Turn the material below into a numbered list with one line per item, and leave out the blank lines.

• TASK MATERIAL:
## Start

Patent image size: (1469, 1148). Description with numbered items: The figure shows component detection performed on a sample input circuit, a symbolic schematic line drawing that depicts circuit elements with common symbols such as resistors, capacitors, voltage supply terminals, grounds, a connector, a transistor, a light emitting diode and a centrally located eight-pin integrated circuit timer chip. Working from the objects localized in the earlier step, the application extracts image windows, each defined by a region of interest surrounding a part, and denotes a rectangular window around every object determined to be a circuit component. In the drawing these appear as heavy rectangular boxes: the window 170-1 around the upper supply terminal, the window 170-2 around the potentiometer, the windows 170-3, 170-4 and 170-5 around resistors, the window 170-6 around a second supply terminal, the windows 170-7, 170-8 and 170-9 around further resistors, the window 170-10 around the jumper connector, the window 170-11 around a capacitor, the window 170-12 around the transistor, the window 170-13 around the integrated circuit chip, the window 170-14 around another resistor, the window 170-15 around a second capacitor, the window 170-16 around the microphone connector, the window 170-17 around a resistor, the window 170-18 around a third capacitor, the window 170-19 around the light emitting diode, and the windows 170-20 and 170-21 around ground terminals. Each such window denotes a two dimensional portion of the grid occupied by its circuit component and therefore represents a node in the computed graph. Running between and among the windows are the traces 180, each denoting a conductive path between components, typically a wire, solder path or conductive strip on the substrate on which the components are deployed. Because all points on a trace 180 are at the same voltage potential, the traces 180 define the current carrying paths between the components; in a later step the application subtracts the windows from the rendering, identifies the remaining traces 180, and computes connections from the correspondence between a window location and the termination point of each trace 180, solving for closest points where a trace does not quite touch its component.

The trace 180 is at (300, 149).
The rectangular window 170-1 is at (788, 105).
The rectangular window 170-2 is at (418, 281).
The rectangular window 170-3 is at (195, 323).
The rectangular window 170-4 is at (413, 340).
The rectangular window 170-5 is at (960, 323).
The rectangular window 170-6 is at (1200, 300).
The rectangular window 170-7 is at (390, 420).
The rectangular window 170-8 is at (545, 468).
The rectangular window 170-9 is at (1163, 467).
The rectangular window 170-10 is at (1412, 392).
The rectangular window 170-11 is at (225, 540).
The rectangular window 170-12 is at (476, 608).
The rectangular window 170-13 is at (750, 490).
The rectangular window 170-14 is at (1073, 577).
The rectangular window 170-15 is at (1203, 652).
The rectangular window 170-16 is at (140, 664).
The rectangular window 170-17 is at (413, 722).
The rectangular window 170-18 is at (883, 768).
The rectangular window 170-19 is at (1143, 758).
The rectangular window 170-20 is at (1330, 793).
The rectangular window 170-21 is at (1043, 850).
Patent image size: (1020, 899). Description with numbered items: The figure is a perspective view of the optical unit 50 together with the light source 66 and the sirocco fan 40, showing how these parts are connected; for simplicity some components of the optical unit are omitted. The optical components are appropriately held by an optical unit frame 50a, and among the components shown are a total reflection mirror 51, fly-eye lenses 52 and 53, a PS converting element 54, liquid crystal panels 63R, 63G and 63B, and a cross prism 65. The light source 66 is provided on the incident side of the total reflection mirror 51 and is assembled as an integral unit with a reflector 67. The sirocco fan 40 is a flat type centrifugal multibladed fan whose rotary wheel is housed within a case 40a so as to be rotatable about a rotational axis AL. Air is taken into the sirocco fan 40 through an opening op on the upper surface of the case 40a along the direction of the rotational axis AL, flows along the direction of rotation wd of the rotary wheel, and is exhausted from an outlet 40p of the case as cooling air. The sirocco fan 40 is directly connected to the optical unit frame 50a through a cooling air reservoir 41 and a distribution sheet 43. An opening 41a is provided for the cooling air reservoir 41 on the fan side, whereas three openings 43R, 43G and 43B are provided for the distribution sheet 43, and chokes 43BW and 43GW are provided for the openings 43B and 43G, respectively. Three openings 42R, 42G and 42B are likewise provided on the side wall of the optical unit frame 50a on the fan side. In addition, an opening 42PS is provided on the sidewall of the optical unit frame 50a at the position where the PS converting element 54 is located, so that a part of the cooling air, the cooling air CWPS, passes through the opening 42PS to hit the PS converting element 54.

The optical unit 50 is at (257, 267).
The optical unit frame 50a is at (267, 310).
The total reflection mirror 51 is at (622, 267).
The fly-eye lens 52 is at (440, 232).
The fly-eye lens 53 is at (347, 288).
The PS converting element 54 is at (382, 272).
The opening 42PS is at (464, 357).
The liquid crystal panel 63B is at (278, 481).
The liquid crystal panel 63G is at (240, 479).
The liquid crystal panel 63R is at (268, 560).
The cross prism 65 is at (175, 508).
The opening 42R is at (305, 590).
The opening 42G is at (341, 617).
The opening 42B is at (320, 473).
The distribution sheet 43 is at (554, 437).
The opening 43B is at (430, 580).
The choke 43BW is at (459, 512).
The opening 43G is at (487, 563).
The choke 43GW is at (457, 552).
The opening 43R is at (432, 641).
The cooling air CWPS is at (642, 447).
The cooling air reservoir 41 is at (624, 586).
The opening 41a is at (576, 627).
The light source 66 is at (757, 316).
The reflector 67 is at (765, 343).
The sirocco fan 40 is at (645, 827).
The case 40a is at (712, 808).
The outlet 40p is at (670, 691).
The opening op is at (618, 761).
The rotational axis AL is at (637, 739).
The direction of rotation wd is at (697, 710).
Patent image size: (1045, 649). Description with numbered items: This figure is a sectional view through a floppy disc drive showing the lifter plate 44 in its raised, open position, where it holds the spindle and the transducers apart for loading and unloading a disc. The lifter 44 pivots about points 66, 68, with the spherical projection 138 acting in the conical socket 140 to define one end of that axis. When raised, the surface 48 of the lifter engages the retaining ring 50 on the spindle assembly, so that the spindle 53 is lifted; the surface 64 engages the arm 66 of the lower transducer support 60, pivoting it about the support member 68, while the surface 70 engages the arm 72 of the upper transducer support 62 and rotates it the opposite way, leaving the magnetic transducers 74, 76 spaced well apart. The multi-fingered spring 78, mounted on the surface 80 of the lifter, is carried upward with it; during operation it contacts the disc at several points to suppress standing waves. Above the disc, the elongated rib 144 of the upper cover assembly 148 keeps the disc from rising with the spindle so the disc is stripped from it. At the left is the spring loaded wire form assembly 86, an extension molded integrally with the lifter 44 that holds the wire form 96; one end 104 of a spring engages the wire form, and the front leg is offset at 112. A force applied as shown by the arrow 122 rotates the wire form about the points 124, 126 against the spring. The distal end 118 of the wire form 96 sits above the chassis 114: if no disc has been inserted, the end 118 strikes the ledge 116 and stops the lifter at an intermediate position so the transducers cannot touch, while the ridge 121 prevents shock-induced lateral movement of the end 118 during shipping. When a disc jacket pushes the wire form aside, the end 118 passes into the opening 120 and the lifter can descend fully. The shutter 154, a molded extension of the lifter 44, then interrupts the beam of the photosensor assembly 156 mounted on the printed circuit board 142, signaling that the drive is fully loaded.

## End

• THE SOLUTION:
1. Patent image size: (1469, 1148). Description with numbered items: The figure shows component detection performed on a sample input circuit, a symbolic schematic line drawing that depicts circuit elements with common symbols such as resistors, capacitors, voltage supply terminals, grounds, a connector, a transistor, a light emitting diode and a centrally located eight-pin integrated circuit timer chip. Working from the objects localized in the earlier step, the application extracts image windows, each defined by a region of interest surrounding a part, and denotes a rectangular window around every object determined to be a circuit component. In the drawing these appear as heavy rectangular boxes: the window 170-1 around the upper supply terminal, the window 170-2 around the potentiometer, the windows 170-3, 170-4 and 170-5 around resistors, the window 170-6 around a second supply terminal, the windows 170-7, 170-8 and 170-9 around further resistors, the window 170-10 around the jumper connector, the window 170-11 around a capacitor, the window 170-12 around the transistor, the window 170-13 around the integrated circuit chip, the window 170-14 around another resistor, the window 170-15 around a second capacitor, the window 170-16 around the microphone connector, the window 170-17 around a resistor, the window 170-18 around a third capacitor, the window 170-19 around the light emitting diode, and the windows 170-20 and 170-21 around ground terminals. Each such window denotes a two dimensional portion of the grid occupied by its circuit component and therefore represents a node in the computed graph. Running between and among the windows are the traces 180, each denoting a conductive path between components, typically a wire, solder path or conductive strip on the substrate on which the components are deployed. Because all points on a trace 180 are at the same voltage potential, the traces 180 define the current carrying paths between the components; in a later step the application subtracts the windows from the rendering, identifies the remaining traces 180, and computes connections from the correspondence between a window location and the termination point of each trace 180, solving for closest points where a trace does not quite touch its component.
2. The trace 180 is at (300, 149).
3. The rectangular window 170-1 is at (788, 105).
4. The rectangular window 170-2 is at (418, 281).
5. The rectangular window 170-3 is at (195, 323).
6. The rectangular window 170-4 is at (413, 340).
7. The rectangular window 170-5 is at (960, 323).
8. The rectangular window 170-6 is at (1200, 300).
9. The rectangular window 170-7 is at (390, 420).
10. The rectangular window 170-8 is at (545, 468).
11. The rectangular window 170-9 is at (1163, 467).
12. The rectangular window 170-10 is at (1412, 392).
13. The rectangular window 170-11 is at (225, 540).
14. The rectangular window 170-12 is at (476, 608).
15. The rectangular window 170-13 is at (750, 490).
16. The rectangular window 170-14 is at (1073, 577).
17. The rectangular window 170-15 is at (1203, 652).
18. The rectangular window 170-16 is at (140, 664).
19. The rectangular window 170-17 is at (413, 722).
20. The rectangular window 170-18 is at (883, 768).
21. The rectangular window 170-19 is at (1143, 758).
22. The rectangular window 170-20 is at (1330, 793).
23. The rectangular window 170-21 is at (1043, 850).
24. Patent image size: (1020, 899). Description with numbered items: The figure is a perspective view of the optical unit 50 together with the light source 66 and the sirocco fan 40, showing how these parts are connected; for simplicity some components of the optical unit are omitted. The optical components are appropriately held by an optical unit frame 50a, and among the components shown are a total reflection mirror 51, fly-eye lenses 52 and 53, a PS converting element 54, liquid crystal panels 63R, 63G and 63B, and a cross prism 65. The light source 66 is provided on the incident side of the total reflection mirror 51 and is assembled as an integral unit with a reflector 67. The sirocco fan 40 is a flat type centrifugal multibladed fan whose rotary wheel is housed within a case 40a so as to be rotatable about a rotational axis AL. Air is taken into the sirocco fan 40 through an opening op on the upper surface of the case 40a along the direction of the rotational axis AL, flows along the direction of rotation wd of the rotary wheel, and is exhausted from an outlet 40p of the case as cooling air. The sirocco fan 40 is directly connected to the optical unit frame 50a through a cooling air reservoir 41 and a distribution sheet 43. An opening 41a is provided for the cooling air reservoir 41 on the fan side, whereas three openings 43R, 43G and 43B are provided for the distribution sheet 43, and chokes 43BW and 43GW are provided for the openings 43B and 43G, respectively. Three openings 42R, 42G and 42B are likewise provided on the side wall of the optical unit frame 50a on the fan side. In addition, an opening 42PS is provided on the sidewall of the optical unit frame 50a at the position where the PS converting element 54 is located, so that a part of the cooling air, the cooling air CWPS, passes through the opening 42PS to hit the PS converting element 54.
25. The optical unit 50 is at (257, 267).
26. The optical unit frame 50a is at (267, 310).
27. The total reflection mirror 51 is at (622, 267).
28. The fly-eye lens 52 is at (440, 232).
29. The fly-eye lens 53 is at (347, 288).
30. The PS converting element 54 is at (382, 272).
31. The opening 42PS is at (464, 357).
32. The liquid crystal panel 63B is at (278, 481).
33. The liquid crystal panel 63G is at (240, 479).
34. The liquid crystal panel 63R is at (268, 560).
35. The cross prism 65 is at (175, 508).
36. The opening 42R is at (305, 590).
37. The opening 42G is at (341, 617).
38. The opening 42B is at (320, 473).
39. The distribution sheet 43 is at (554, 437).
40. The opening 43B is at (430, 580).
41. The choke 43BW is at (459, 512).
42. The opening 43G is at (487, 563).
43. The choke 43GW is at (457, 552).
44. The opening 43R is at (432, 641).
45. The cooling air CWPS is at (642, 447).
46. The cooling air reservoir 41 is at (624, 586).
47. The opening 41a is at (576, 627).
48. The light source 66 is at (757, 316).
49. The reflector 67 is at (765, 343).
50. The sirocco fan 40 is at (645, 827).
51. The case 40a is at (712, 808).
52. The outlet 40p is at (670, 691).
53. The opening op is at (618, 761).
54. The rotational axis AL is at (637, 739).
55. The direction of rotation wd is at (697, 710).
56. Patent image size: (1045, 649). Description with numbered items: This figure is a sectional view through a floppy disc drive showing the lifter plate 44 in its raised, open position, where it holds the spindle and the transducers apart for loading and unloading a disc. The lifter 44 pivots about points 66, 68, with the spherical projection 138 acting in the conical socket 140 to define one end of that axis. When raised, the surface 48 of the lifter engages the retaining ring 50 on the spindle assembly, so that the spindle 53 is lifted; the surface 64 engages the arm 66 of the lower transducer support 60, pivoting it about the support member 68, while the surface 70 engages the arm 72 of the upper transducer support 62 and rotates it the opposite way, leaving the magnetic transducers 74, 76 spaced well apart. The multi-fingered spring 78, mounted on the surface 80 of the lifter, is carried upward with it; during operation it contacts the disc at several points to suppress standing waves. Above the disc, the elongated rib 144 of the upper cover assembly 148 keeps the disc from rising with the spindle so the disc is stripped from it. At the left is the spring loaded wire form assembly 86, an extension molded integrally with the lifter 44 that holds the wire form 96; one end 104 of a spring engages the wire form, and the front leg is offset at 112. A force applied as shown by the arrow 122 rotates the wire form about the points 124, 126 against the spring. The distal end 118 of the wire form 96 sits above the chassis 114: if no disc has been inserted, the end 118 strikes the ledge 116 and stops the lifter at an intermediate position so the transducers cannot touch, while the ridge 121 prevents shock-induced lateral movement of the end 118 during shipping. When a disc jacket pushes the wire form aside, the end 118 passes into the opening 120 and the lifter can descend fully. The shutter 154, a molded extension of the lifter 44, then interrupts the beam of the photosensor assembly 156 mounted on the printed circuit board 142, signaling that the drive is fully loaded.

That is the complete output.